## [WHAT YOU SHOULD DO]
What is needed here is an exact copy of every entry.

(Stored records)
□ □ □ □ □ □ □
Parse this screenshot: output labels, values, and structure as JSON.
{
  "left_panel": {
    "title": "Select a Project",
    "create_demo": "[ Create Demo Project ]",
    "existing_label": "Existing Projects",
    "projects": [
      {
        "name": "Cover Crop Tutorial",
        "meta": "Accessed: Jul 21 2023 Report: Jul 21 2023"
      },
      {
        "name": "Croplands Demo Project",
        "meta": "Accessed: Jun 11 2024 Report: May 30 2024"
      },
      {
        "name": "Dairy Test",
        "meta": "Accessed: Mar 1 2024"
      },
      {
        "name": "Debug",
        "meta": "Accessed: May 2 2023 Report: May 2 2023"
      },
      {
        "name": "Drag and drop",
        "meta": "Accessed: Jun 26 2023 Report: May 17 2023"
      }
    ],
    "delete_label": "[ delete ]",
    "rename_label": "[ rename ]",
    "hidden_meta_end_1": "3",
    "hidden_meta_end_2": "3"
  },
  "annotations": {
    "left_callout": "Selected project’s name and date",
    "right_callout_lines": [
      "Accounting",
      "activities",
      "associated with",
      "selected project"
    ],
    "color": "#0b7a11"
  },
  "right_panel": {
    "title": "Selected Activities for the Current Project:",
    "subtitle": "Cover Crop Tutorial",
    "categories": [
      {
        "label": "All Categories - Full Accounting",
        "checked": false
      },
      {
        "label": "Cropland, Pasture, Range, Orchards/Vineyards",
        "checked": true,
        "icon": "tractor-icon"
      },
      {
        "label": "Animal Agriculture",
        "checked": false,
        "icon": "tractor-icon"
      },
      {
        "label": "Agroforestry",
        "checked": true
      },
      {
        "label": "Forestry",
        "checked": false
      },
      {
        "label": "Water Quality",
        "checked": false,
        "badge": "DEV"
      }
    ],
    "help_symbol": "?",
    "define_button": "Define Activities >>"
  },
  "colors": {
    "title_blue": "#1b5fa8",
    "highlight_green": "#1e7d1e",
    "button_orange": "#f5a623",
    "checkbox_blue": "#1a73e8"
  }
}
□ □ □ □ □ □ □
## [SOLUTION TO THE EXERCISE]
Parse this screenshot: output labels, values, and structure as JSON.
{
  "left_panel": {
    "title": "Select a Project",
    "create_demo": "[ Create Demo Project ]",
    "existing_label": "Existing Projects",
    "projects": [
      {
        "name": "Cover Crop Tutorial",
        "meta": "Accessed: Jul 21 2023 Report: Jul 21 2023"
      },
      {
        "name": "Croplands Demo Project",
        "meta": "Accessed: Jun 11 2024 Report: May 30 2024"
      },
      {
        "name": "Dairy Test",
        "meta": "Accessed: Mar 1 2024"
      },
      {
        "name": "Debug",
        "meta": "Accessed: May 2 2023 Report: May 2 2023"
      },
      {
        "name": "Drag and drop",
        "meta": "Accessed: Jun 26 2023 Report: May 17 2023"
      }
    ],
    "delete_label": "[ delete ]",
    "rename_label": "[ rename ]",
    "hidden_meta_end_1": "3",
    "hidden_meta_end_2": "3"
  },
  "annotations": {
    "left_callout": "Selected project’s name and date",
    "right_callout_lines": [
      "Accounting",
      "activities",
      "associated with",
      "selected project"
    ],
    "color": "#0b7a11"
  },
  "right_panel": {
    "title": "Selected Activities for the Current Project:",
    "subtitle": "Cover Crop Tutorial",
    "categories": [
      {
        "label": "All Categories - Full Accounting",
        "checked": false
      },
      {
        "label": "Cropland, Pasture, Range, Orchards/Vineyards",
        "checked": true,
        "icon": "tractor-icon"
      },
      {
        "label": "Animal Agriculture",
        "checked": false,
        "icon": "tractor-icon"
      },
      {
        "label": "Agroforestry",
        "checked": true
      },
      {
        "label": "Forestry",
        "checked": false
      },
      {
        "label": "Water Quality",
        "checked": false,
        "badge": "DEV"
      }
    ],
    "help_symbol": "?",
    "define_button": "Define Activities >>"
  },
  "colors": {
    "title_blue": "#1b5fa8",
    "highlight_green": "#1e7d1e",
    "button_orange": "#f5a623",
    "checkbox_blue": "#1a73e8"
  }
}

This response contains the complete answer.